- **EXERCISE**
Return the material exactly as supplied, apart from the pictures, which are omitted.

- **STORED RECORDS**
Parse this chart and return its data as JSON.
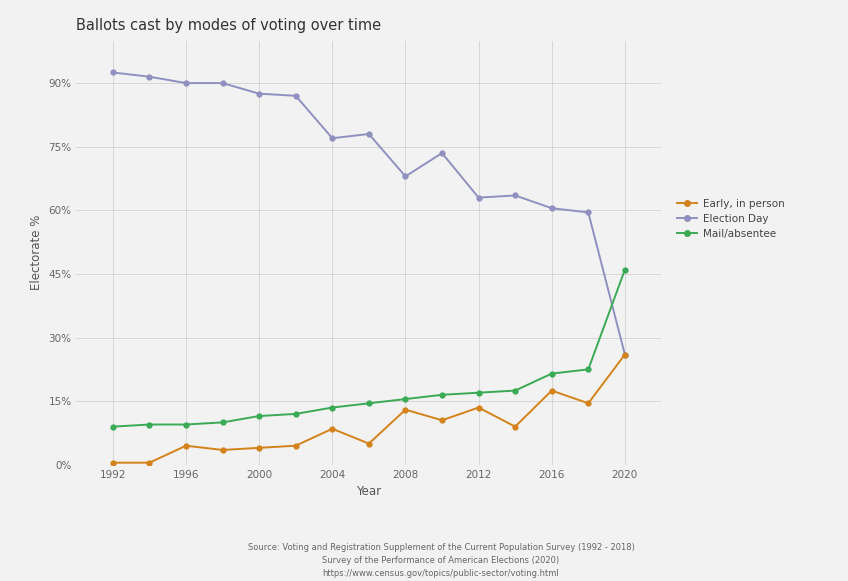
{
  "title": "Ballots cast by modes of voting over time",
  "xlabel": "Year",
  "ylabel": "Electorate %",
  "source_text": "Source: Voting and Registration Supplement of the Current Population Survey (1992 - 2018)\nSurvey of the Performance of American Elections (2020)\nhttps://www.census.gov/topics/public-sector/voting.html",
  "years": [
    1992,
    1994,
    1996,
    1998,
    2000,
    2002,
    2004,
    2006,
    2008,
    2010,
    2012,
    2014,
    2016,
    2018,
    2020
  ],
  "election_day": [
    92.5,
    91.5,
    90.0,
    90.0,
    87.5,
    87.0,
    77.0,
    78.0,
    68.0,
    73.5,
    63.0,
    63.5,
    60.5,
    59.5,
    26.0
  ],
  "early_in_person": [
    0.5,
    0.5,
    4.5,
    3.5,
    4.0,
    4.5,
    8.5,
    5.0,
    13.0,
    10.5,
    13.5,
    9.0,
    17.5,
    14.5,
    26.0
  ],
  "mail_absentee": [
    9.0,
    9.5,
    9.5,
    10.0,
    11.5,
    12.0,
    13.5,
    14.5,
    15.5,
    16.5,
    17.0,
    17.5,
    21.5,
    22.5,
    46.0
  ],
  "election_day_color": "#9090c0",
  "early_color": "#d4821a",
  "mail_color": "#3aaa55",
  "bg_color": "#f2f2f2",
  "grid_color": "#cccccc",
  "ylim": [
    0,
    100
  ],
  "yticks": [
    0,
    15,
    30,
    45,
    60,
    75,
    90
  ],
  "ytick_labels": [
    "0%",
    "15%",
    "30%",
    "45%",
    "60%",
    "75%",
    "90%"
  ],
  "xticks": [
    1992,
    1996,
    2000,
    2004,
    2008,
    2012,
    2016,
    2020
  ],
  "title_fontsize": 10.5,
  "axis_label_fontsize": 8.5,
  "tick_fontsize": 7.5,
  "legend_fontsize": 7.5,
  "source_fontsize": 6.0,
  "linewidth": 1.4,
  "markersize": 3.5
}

- **ANSWER IN FULL**
Parse this chart and return its data as JSON.
{
  "title": "Ballots cast by modes of voting over time",
  "xlabel": "Year",
  "ylabel": "Electorate %",
  "source_text": "Source: Voting and Registration Supplement of the Current Population Survey (1992 - 2018)\nSurvey of the Performance of American Elections (2020)\nhttps://www.census.gov/topics/public-sector/voting.html",
  "years": [
    1992,
    1994,
    1996,
    1998,
    2000,
    2002,
    2004,
    2006,
    2008,
    2010,
    2012,
    2014,
    2016,
    2018,
    2020
  ],
  "election_day": [
    92.5,
    91.5,
    90.0,
    90.0,
    87.5,
    87.0,
    77.0,
    78.0,
    68.0,
    73.5,
    63.0,
    63.5,
    60.5,
    59.5,
    26.0
  ],
  "early_in_person": [
    0.5,
    0.5,
    4.5,
    3.5,
    4.0,
    4.5,
    8.5,
    5.0,
    13.0,
    10.5,
    13.5,
    9.0,
    17.5,
    14.5,
    26.0
  ],
  "mail_absentee": [
    9.0,
    9.5,
    9.5,
    10.0,
    11.5,
    12.0,
    13.5,
    14.5,
    15.5,
    16.5,
    17.0,
    17.5,
    21.5,
    22.5,
    46.0
  ],
  "election_day_color": "#9090c0",
  "early_color": "#d4821a",
  "mail_color": "#3aaa55",
  "bg_color": "#f2f2f2",
  "grid_color": "#cccccc",
  "ylim": [
    0,
    100
  ],
  "yticks": [
    0,
    15,
    30,
    45,
    60,
    75,
    90
  ],
  "ytick_labels": [
    "0%",
    "15%",
    "30%",
    "45%",
    "60%",
    "75%",
    "90%"
  ],
  "xticks": [
    1992,
    1996,
    2000,
    2004,
    2008,
    2012,
    2016,
    2020
  ],
  "title_fontsize": 10.5,
  "axis_label_fontsize": 8.5,
  "tick_fontsize": 7.5,
  "legend_fontsize": 7.5,
  "source_fontsize": 6.0,
  "linewidth": 1.4,
  "markersize": 3.5
}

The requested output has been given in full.